* **Exercise brief**
Each line of the material below that holds the word "name" needs to be copied.

* **Records**

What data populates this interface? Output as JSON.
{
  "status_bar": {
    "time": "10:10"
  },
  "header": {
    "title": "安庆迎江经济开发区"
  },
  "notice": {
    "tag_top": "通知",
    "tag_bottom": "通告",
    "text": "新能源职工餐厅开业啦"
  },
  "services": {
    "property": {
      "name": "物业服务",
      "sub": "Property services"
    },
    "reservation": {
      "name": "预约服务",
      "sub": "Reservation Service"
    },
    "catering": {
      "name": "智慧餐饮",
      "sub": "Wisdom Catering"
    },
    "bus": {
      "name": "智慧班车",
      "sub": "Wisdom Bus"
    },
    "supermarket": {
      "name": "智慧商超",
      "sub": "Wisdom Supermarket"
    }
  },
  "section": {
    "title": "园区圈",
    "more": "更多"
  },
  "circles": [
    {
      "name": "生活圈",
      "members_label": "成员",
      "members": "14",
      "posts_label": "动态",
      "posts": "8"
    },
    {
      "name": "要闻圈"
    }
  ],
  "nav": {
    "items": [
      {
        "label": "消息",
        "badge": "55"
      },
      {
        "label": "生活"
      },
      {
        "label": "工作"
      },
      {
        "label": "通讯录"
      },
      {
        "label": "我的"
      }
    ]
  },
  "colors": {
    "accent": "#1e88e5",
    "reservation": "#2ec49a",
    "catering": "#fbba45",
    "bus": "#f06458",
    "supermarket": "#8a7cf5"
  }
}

* **Exercise solution**
      "name": "物业服务",
      "name": "预约服务",
      "name": "智慧餐饮",
      "name": "智慧班车",
      "name": "智慧商超",
      "name": "生活圈",
      "name": "要闻圈"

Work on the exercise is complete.